Determine the number of lines containing the word "right". Reply with it and nothing else.

| DATA LINES |
* * * * *

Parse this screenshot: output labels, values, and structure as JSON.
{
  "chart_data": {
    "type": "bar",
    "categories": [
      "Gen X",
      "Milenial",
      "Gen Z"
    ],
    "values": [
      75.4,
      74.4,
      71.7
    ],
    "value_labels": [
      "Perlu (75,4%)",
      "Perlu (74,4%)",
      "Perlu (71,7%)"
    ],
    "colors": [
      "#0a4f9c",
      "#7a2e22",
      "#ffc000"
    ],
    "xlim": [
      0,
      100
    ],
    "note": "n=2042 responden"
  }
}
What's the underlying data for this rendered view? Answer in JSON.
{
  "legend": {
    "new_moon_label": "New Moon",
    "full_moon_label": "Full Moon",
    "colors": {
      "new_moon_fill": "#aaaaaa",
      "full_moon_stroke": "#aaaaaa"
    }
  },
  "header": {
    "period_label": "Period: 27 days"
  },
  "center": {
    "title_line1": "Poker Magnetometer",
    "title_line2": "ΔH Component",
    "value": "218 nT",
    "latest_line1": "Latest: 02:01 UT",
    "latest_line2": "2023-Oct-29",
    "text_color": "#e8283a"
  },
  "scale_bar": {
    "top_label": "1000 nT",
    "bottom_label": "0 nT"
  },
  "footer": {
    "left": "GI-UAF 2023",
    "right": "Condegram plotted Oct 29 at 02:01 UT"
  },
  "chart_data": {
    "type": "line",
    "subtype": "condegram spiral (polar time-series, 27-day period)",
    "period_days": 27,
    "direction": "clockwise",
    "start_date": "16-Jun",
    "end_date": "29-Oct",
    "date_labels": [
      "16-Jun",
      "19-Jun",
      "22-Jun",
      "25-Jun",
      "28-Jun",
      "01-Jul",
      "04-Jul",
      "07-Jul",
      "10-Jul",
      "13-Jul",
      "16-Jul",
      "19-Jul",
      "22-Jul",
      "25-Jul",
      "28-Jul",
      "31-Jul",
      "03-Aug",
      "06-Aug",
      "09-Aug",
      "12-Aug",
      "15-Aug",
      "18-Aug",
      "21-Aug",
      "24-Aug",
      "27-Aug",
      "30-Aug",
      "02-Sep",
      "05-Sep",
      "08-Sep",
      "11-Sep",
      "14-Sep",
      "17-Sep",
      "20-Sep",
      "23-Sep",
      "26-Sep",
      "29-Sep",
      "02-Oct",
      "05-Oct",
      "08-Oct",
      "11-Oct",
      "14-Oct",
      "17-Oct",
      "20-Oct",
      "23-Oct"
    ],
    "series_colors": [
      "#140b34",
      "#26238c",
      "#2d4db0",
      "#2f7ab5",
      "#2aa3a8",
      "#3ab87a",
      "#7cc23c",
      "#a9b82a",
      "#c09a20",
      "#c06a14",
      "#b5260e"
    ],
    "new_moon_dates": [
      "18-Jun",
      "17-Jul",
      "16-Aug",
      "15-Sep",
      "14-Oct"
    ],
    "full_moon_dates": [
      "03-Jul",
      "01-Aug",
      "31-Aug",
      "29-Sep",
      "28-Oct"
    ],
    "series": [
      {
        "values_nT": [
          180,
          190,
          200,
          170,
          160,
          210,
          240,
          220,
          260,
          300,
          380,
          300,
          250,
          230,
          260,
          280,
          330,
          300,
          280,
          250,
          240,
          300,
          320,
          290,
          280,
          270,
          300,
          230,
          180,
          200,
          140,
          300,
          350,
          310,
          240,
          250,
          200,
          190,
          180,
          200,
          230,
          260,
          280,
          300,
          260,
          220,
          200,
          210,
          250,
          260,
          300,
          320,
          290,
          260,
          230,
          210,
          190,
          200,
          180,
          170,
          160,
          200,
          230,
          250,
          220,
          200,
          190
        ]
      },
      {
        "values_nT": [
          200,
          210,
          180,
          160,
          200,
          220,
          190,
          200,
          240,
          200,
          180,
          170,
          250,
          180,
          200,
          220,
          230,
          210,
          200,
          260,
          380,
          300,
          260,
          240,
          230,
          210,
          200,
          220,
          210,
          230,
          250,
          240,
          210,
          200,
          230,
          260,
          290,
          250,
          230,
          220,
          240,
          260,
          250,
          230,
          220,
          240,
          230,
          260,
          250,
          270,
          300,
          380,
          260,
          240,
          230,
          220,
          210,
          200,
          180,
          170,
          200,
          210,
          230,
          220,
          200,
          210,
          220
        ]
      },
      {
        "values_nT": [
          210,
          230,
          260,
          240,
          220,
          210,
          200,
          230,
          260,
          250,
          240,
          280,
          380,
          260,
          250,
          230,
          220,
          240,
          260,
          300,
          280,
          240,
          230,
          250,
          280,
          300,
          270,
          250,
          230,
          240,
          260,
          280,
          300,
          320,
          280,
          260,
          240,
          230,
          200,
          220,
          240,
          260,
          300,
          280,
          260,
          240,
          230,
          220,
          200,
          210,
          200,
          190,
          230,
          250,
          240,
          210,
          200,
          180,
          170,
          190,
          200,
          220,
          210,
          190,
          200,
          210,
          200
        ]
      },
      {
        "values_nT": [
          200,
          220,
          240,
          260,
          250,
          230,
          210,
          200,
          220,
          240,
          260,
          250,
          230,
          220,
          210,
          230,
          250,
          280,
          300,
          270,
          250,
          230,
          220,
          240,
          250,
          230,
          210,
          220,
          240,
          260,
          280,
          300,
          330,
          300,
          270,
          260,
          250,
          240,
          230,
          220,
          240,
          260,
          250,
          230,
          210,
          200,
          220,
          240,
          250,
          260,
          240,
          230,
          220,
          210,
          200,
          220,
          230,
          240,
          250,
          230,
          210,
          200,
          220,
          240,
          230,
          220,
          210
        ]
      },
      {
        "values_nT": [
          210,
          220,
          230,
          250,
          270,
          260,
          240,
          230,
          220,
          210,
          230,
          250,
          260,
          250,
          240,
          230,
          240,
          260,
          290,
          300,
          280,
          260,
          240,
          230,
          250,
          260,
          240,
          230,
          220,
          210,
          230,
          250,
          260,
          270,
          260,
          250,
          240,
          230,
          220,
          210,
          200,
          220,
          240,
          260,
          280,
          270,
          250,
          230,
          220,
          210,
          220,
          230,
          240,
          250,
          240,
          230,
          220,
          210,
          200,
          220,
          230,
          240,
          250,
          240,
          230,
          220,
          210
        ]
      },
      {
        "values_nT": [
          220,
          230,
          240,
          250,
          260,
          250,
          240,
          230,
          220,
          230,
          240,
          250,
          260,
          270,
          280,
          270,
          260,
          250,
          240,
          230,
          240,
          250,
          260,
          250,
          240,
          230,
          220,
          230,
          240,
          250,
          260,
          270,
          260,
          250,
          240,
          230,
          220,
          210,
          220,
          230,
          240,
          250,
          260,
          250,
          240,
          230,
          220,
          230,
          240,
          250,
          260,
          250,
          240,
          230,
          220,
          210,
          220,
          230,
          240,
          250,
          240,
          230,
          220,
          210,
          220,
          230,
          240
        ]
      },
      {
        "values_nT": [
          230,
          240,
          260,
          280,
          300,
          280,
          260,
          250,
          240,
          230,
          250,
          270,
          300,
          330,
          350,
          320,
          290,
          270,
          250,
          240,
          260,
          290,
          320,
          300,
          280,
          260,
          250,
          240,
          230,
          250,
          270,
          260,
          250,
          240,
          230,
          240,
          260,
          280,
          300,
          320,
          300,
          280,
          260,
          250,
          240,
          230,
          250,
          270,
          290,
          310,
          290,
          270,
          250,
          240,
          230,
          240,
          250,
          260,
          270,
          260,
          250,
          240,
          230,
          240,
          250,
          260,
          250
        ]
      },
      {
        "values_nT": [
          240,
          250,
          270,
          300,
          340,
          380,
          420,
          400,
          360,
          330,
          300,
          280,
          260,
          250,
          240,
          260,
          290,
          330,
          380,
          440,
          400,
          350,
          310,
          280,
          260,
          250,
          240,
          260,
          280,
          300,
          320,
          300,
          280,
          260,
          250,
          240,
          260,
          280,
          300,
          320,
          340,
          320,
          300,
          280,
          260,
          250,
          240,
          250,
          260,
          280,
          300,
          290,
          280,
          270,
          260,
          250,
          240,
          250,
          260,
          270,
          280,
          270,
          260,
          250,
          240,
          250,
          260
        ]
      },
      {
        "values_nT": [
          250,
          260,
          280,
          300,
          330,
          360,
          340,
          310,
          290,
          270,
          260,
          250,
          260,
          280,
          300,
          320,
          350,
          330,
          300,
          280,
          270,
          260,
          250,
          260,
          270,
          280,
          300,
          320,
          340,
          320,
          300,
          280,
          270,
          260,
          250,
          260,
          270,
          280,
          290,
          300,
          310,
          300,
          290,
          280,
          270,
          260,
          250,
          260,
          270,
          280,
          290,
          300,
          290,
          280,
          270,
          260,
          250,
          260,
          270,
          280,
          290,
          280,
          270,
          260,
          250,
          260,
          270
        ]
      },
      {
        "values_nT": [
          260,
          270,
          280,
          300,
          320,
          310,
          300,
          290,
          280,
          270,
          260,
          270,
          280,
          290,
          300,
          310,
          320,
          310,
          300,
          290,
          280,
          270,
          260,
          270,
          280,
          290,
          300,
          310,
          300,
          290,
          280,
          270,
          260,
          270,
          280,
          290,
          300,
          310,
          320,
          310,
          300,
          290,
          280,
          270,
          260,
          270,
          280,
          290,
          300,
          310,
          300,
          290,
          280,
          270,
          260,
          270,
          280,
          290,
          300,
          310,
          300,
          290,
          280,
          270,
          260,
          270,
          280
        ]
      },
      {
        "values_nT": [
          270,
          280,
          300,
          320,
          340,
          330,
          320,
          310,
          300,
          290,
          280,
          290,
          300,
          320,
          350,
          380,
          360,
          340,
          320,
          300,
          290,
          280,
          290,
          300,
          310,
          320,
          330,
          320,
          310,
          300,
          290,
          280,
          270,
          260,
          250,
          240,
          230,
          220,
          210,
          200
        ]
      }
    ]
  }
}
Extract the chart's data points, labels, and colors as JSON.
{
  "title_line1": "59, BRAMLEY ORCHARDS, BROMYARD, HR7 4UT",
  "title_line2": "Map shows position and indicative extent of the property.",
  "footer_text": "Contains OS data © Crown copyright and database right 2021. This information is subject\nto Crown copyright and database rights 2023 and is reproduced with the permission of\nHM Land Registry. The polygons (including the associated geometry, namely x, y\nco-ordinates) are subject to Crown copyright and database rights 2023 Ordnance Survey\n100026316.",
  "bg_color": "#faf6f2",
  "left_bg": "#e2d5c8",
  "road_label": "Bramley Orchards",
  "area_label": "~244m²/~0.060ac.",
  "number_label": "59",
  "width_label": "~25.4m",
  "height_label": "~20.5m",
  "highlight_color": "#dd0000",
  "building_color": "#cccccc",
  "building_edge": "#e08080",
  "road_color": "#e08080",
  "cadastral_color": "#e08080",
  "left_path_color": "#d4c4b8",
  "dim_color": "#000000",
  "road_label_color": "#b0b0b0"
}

* * * * *

| COMPLETE RESPONSE |
2